* [EXERCISE BRIEF]
Copy all of the material word for word, except for the pictures.

* [RECORDS SHOWN]
***

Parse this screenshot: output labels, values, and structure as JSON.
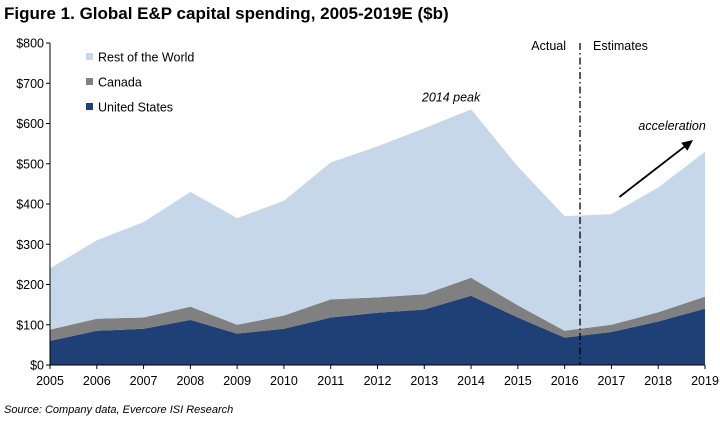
{
  "chart_data": {
    "type": "area",
    "stacked": true,
    "title": "Figure 1. Global E&P capital spending, 2005-2019E ($b)",
    "source": "Source: Company data, Evercore ISI Research",
    "x": [
      "2005",
      "2006",
      "2007",
      "2008",
      "2009",
      "2010",
      "2011",
      "2012",
      "2013",
      "2014",
      "2015",
      "2016",
      "2017",
      "2018",
      "2019"
    ],
    "series": [
      {
        "name": "United States",
        "color": "#1f3f77",
        "values": [
          60,
          85,
          90,
          112,
          78,
          90,
          118,
          130,
          138,
          172,
          118,
          68,
          82,
          108,
          140
        ]
      },
      {
        "name": "Canada",
        "color": "#808080",
        "values": [
          28,
          30,
          28,
          33,
          22,
          33,
          45,
          38,
          38,
          45,
          30,
          17,
          18,
          23,
          30
        ]
      },
      {
        "name": "Rest of the World",
        "color": "#c7d7ea",
        "values": [
          152,
          195,
          237,
          285,
          265,
          285,
          340,
          375,
          412,
          418,
          345,
          285,
          275,
          310,
          360
        ]
      }
    ],
    "legend_order": [
      "Rest of the World",
      "Canada",
      "United States"
    ],
    "ylim": [
      0,
      800
    ],
    "yticks": [
      0,
      100,
      200,
      300,
      400,
      500,
      600,
      700,
      800
    ],
    "ytick_labels": [
      "$0",
      "$100",
      "$200",
      "$300",
      "$400",
      "$500",
      "$600",
      "$700",
      "$800"
    ],
    "divider_after": "2016",
    "annotations": {
      "actual": "Actual",
      "estimates": "Estimates",
      "peak": "2014 peak",
      "acceleration": "acceleration"
    }
  }
}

***

* [SOLUTION]
Parse this screenshot: output labels, values, and structure as JSON.
{
  "chart_data": {
    "type": "area",
    "stacked": true,
    "title": "Figure 1. Global E&P capital spending, 2005-2019E ($b)",
    "source": "Source: Company data, Evercore ISI Research",
    "x": [
      "2005",
      "2006",
      "2007",
      "2008",
      "2009",
      "2010",
      "2011",
      "2012",
      "2013",
      "2014",
      "2015",
      "2016",
      "2017",
      "2018",
      "2019"
    ],
    "series": [
      {
        "name": "United States",
        "color": "#1f3f77",
        "values": [
          60,
          85,
          90,
          112,
          78,
          90,
          118,
          130,
          138,
          172,
          118,
          68,
          82,
          108,
          140
        ]
      },
      {
        "name": "Canada",
        "color": "#808080",
        "values": [
          28,
          30,
          28,
          33,
          22,
          33,
          45,
          38,
          38,
          45,
          30,
          17,
          18,
          23,
          30
        ]
      },
      {
        "name": "Rest of the World",
        "color": "#c7d7ea",
        "values": [
          152,
          195,
          237,
          285,
          265,
          285,
          340,
          375,
          412,
          418,
          345,
          285,
          275,
          310,
          360
        ]
      }
    ],
    "legend_order": [
      "Rest of the World",
      "Canada",
      "United States"
    ],
    "ylim": [
      0,
      800
    ],
    "yticks": [
      0,
      100,
      200,
      300,
      400,
      500,
      600,
      700,
      800
    ],
    "ytick_labels": [
      "$0",
      "$100",
      "$200",
      "$300",
      "$400",
      "$500",
      "$600",
      "$700",
      "$800"
    ],
    "divider_after": "2016",
    "annotations": {
      "actual": "Actual",
      "estimates": "Estimates",
      "peak": "2014 peak",
      "acceleration": "acceleration"
    }
  }
}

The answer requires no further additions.